▶ **TO BE DONE**
Check each line of the data below for the word "AMTR", then extract the ones that have it.

▶ **RECORDED DATA**
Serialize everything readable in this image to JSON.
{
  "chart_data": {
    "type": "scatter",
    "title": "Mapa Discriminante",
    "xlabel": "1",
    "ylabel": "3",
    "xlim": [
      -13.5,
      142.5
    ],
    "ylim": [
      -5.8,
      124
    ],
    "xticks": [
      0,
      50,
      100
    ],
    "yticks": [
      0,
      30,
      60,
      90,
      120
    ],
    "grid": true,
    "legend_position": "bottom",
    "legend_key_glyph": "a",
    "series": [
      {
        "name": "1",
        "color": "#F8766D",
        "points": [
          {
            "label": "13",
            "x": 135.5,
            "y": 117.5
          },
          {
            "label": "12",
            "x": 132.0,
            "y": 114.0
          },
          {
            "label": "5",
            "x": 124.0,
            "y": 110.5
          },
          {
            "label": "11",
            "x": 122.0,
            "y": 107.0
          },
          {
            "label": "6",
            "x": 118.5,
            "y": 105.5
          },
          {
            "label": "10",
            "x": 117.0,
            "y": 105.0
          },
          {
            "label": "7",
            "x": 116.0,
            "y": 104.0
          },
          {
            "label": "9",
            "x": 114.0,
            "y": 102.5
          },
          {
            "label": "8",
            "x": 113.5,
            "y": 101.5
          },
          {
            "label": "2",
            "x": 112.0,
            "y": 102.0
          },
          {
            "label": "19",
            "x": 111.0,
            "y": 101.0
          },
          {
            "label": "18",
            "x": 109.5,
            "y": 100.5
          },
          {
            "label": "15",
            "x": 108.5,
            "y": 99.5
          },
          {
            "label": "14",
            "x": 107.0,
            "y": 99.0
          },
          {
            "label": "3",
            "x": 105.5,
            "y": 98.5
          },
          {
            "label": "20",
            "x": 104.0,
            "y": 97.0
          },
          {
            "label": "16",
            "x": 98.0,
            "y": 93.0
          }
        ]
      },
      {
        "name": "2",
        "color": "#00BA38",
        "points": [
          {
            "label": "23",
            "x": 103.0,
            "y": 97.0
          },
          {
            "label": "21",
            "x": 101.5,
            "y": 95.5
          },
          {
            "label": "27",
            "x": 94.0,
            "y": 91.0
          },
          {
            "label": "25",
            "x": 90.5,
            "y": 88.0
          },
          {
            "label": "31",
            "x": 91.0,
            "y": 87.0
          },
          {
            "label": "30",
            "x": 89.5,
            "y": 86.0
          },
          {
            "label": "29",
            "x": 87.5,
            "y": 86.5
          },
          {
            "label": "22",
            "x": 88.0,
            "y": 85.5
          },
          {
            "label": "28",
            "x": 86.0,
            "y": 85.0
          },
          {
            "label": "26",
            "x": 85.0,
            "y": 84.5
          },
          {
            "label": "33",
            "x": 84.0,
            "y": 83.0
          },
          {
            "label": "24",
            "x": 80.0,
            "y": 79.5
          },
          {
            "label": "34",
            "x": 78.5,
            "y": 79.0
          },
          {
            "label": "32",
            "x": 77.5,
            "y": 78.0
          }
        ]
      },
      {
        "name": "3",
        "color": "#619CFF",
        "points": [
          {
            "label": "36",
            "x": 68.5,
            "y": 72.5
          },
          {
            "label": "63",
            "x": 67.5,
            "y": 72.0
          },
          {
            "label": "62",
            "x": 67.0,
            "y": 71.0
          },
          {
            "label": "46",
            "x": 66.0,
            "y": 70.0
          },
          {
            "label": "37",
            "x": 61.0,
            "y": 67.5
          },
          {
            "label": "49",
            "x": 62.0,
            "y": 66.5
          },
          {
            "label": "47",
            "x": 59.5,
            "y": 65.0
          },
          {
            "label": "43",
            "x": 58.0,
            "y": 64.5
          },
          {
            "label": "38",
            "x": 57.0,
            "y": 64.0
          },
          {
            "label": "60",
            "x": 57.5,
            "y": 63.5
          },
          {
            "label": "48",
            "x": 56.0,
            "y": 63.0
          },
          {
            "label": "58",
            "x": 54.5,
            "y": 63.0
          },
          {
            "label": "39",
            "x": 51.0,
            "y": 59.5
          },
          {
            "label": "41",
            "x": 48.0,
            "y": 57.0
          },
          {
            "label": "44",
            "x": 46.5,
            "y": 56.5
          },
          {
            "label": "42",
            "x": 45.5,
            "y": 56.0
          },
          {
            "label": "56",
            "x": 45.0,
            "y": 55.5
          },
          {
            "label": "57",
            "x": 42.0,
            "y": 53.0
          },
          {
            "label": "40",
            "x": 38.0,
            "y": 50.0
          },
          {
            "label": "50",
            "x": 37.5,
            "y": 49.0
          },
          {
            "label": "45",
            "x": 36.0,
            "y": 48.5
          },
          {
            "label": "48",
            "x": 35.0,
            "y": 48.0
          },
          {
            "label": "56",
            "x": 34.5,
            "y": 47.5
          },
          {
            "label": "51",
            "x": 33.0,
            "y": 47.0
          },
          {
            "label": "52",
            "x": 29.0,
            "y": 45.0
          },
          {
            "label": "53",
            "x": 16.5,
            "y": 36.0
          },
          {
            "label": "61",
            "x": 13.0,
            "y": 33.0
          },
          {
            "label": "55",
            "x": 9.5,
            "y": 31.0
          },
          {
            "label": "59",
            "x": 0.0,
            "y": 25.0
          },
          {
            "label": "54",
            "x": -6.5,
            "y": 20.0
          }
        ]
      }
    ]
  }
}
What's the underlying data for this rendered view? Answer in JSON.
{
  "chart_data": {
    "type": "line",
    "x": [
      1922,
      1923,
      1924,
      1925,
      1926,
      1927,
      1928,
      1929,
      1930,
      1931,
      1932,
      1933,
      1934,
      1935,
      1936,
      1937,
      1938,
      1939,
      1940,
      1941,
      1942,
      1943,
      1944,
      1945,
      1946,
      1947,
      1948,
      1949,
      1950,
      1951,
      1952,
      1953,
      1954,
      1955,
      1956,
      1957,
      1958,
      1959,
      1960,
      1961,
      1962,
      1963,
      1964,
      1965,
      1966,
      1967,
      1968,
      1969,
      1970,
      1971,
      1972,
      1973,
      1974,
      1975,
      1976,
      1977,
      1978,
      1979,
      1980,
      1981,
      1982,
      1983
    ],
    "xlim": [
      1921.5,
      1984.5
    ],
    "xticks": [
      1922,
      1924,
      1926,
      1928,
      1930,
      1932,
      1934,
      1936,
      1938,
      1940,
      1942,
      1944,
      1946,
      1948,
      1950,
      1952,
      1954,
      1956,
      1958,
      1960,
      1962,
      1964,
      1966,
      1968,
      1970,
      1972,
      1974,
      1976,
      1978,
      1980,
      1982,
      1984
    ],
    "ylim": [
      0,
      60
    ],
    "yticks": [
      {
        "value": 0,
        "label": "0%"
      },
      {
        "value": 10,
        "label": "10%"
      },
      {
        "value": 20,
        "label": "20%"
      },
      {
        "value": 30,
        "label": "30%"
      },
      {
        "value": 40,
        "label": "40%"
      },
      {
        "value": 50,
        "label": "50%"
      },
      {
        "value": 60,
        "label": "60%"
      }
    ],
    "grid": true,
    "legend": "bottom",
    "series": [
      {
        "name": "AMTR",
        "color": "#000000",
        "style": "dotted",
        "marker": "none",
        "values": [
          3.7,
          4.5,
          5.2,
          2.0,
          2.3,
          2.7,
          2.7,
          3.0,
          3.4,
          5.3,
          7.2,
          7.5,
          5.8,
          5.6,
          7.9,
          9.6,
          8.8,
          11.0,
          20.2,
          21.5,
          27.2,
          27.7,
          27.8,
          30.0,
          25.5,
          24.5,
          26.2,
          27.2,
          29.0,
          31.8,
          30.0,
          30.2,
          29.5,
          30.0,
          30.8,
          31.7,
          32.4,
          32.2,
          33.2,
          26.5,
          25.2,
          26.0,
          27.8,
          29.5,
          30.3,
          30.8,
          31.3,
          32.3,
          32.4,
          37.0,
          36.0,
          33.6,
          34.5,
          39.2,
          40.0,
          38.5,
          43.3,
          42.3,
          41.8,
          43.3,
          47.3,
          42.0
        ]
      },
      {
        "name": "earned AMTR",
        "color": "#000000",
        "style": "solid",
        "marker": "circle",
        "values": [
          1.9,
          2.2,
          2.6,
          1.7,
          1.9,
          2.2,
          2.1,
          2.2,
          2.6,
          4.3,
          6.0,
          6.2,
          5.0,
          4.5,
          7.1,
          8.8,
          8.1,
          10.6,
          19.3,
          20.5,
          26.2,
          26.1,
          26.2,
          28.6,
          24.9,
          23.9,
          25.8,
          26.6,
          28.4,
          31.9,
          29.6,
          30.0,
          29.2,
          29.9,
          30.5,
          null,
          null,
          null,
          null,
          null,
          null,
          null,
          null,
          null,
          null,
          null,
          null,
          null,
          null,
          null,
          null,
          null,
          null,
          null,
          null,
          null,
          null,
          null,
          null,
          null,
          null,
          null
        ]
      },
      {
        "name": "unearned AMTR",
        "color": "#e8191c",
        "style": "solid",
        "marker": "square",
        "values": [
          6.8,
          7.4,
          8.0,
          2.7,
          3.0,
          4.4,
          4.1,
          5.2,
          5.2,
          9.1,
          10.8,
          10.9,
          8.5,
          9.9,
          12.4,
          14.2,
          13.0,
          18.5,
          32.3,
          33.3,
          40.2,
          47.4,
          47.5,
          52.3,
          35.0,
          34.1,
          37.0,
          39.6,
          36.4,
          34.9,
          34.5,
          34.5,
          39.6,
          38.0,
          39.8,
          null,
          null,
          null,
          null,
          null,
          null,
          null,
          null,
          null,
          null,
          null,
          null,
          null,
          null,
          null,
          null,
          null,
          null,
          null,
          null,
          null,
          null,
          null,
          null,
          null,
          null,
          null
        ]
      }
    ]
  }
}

▶ **COMPLETE RESPONSE**
        "name": "AMTR",
        "name": "earned AMTR",
        "name": "unearned AMTR",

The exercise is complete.